• [Exercise]:
Of the lines in these entries, how many contain the string "Expository"? Give the number and nothing else.

• [Provided records]:

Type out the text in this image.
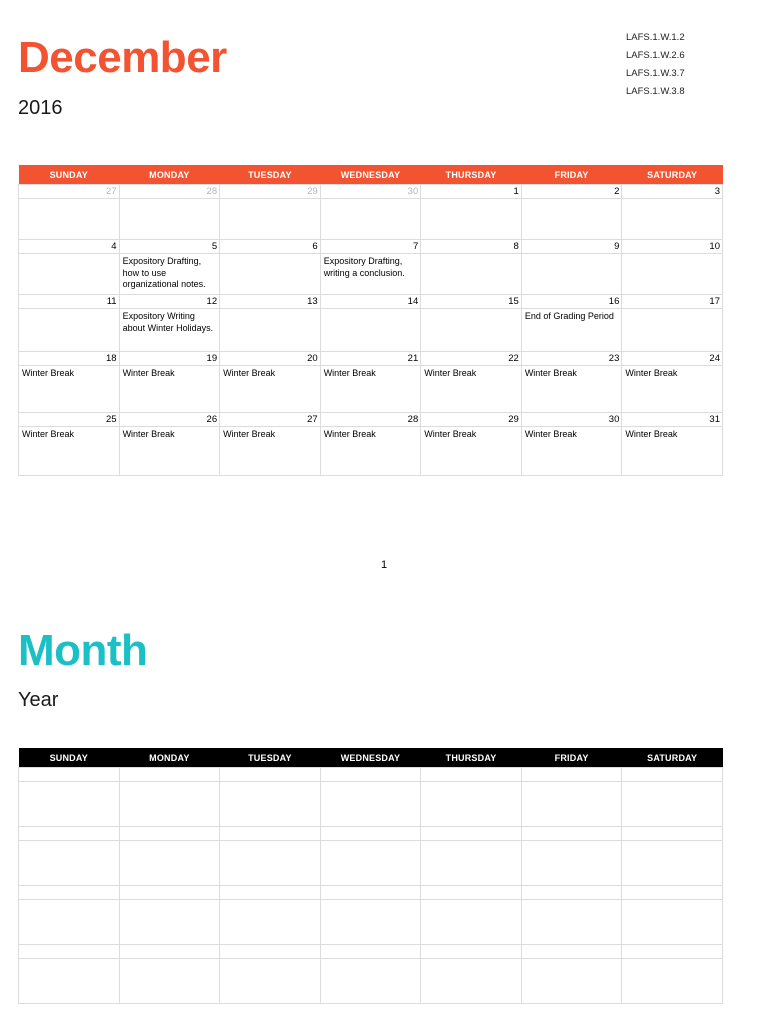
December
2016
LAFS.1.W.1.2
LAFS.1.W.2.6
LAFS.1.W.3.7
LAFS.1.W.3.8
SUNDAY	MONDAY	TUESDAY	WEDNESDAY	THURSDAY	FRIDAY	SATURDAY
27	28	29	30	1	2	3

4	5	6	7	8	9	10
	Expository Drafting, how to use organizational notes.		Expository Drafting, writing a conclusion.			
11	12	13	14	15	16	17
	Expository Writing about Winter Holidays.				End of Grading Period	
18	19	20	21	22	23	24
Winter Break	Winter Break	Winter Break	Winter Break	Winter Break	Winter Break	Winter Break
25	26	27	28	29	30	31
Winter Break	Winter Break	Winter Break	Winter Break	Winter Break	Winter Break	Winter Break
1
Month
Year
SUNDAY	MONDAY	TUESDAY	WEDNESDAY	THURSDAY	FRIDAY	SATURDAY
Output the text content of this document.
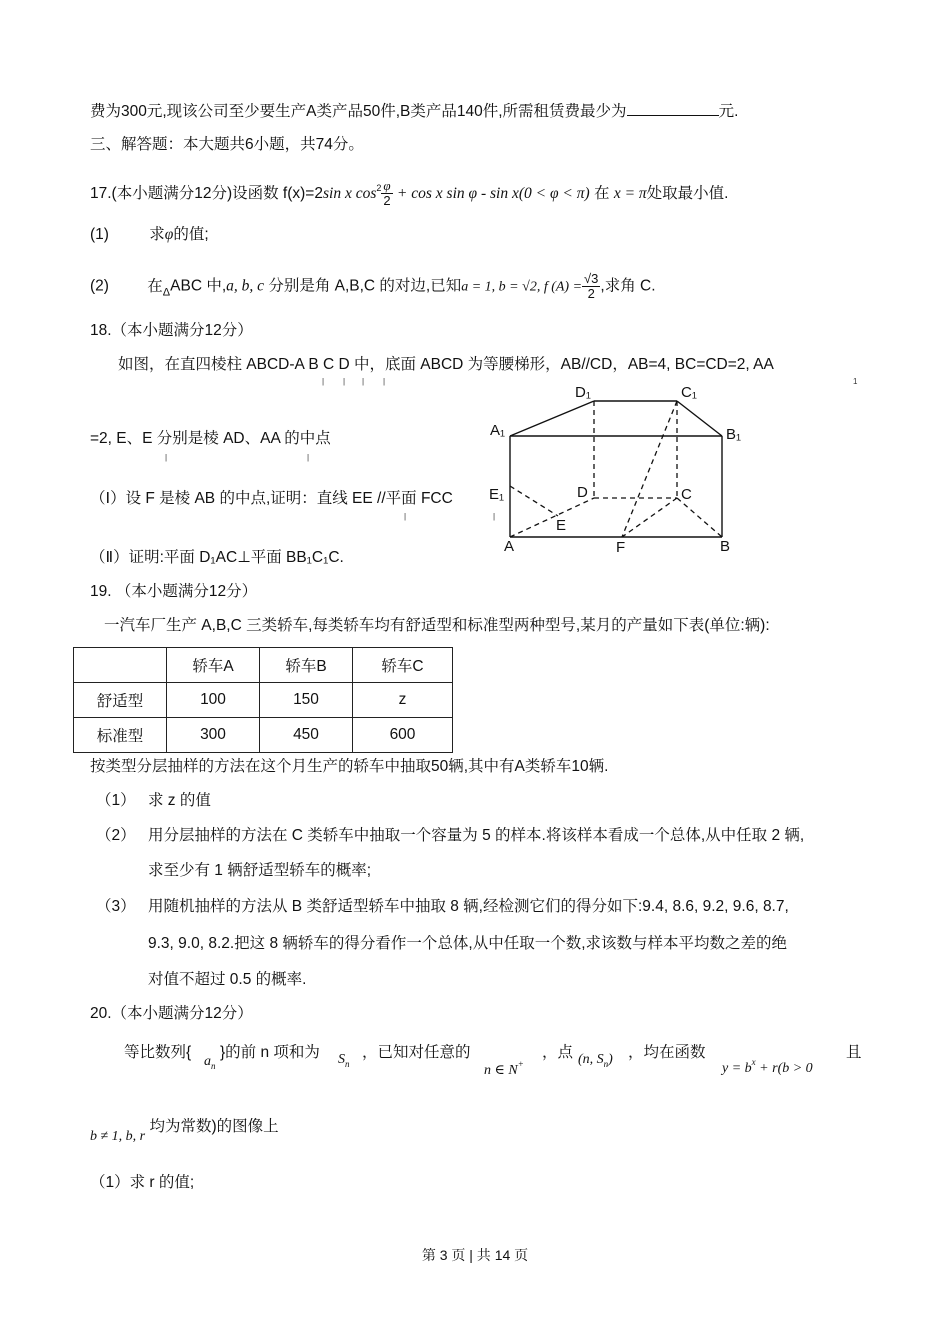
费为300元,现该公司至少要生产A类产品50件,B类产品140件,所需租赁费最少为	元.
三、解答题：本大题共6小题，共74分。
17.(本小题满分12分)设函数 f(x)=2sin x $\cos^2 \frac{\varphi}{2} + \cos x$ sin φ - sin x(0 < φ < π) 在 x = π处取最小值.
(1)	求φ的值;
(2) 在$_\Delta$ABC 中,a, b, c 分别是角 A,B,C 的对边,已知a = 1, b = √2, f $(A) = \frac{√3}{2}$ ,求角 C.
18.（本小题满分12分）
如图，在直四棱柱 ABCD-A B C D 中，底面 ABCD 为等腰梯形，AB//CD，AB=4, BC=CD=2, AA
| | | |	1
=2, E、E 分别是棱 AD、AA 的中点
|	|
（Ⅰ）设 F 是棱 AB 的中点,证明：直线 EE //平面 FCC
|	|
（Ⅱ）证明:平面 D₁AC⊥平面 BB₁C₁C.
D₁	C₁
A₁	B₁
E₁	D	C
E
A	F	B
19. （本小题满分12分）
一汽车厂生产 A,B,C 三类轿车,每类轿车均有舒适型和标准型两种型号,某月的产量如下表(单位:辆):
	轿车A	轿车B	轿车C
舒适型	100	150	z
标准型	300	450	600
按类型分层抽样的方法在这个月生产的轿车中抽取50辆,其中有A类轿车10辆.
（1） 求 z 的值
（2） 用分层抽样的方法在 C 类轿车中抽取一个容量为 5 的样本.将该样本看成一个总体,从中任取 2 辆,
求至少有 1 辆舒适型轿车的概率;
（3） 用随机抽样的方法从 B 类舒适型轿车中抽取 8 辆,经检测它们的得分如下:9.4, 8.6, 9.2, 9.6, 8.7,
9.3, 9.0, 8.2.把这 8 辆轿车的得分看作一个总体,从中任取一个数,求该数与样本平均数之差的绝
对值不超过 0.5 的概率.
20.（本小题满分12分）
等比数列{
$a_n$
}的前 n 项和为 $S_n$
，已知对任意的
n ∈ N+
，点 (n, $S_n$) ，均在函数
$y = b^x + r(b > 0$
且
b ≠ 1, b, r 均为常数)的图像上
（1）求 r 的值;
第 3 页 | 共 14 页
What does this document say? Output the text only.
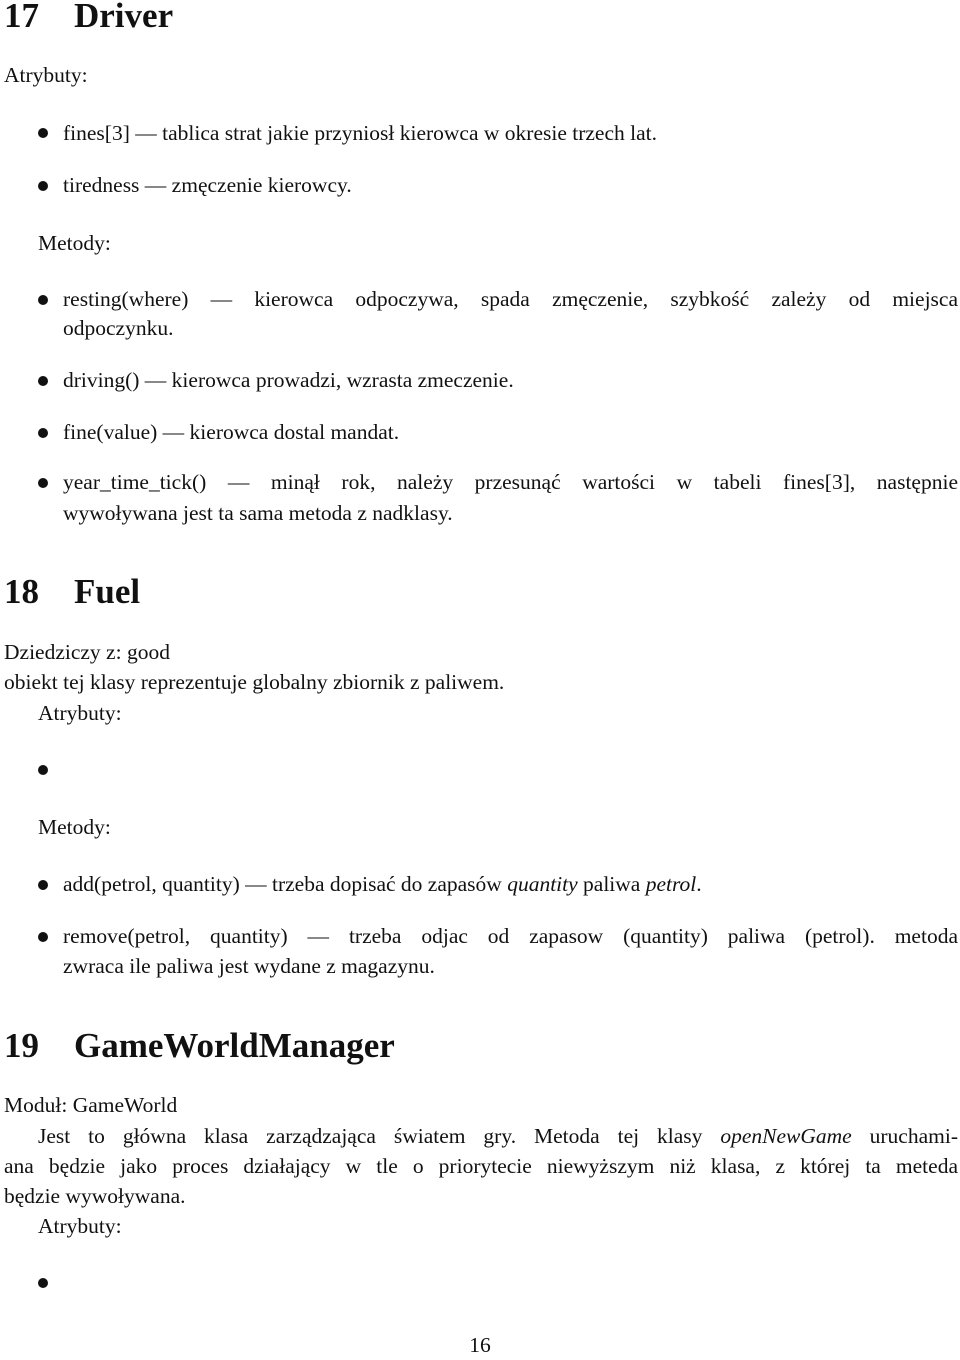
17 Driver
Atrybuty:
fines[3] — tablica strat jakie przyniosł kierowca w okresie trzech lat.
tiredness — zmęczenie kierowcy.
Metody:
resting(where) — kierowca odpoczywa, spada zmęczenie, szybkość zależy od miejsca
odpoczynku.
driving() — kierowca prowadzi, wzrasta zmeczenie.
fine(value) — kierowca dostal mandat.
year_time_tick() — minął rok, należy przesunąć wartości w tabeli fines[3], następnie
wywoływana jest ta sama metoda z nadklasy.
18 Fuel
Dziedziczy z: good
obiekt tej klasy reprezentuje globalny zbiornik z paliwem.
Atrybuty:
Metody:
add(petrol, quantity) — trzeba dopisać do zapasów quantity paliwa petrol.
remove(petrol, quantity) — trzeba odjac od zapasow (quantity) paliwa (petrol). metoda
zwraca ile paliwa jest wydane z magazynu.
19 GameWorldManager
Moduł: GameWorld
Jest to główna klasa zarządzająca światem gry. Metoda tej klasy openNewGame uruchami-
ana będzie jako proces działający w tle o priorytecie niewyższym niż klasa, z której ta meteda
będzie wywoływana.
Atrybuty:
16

• [Output for this exercise]:
2